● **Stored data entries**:
■ ■ ■ ■
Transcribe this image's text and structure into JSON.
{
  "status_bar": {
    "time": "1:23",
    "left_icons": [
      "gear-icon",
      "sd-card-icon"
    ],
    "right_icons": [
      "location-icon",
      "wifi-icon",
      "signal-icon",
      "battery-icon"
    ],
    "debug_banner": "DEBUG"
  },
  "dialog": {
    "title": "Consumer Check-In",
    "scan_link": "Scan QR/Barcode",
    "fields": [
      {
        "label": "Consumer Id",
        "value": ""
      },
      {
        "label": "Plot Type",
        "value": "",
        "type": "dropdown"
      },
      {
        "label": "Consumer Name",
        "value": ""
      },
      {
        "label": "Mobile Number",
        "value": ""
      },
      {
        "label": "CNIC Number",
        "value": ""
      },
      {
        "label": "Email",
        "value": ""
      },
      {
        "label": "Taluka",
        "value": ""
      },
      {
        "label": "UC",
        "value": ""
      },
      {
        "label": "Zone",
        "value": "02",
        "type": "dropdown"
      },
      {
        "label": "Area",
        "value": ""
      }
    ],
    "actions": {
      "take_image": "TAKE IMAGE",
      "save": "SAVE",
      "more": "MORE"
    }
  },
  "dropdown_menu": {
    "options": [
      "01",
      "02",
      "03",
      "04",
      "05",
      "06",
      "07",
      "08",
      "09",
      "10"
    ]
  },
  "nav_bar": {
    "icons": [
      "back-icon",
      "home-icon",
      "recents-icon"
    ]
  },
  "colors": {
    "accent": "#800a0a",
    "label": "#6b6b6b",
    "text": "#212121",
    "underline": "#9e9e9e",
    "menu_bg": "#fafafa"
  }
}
■ ■ ■ ■
● **Written task**: Look through the entries and return every line where "Number" appears.

● **Result**:
        "label": "Mobile Number",
        "label": "CNIC Number",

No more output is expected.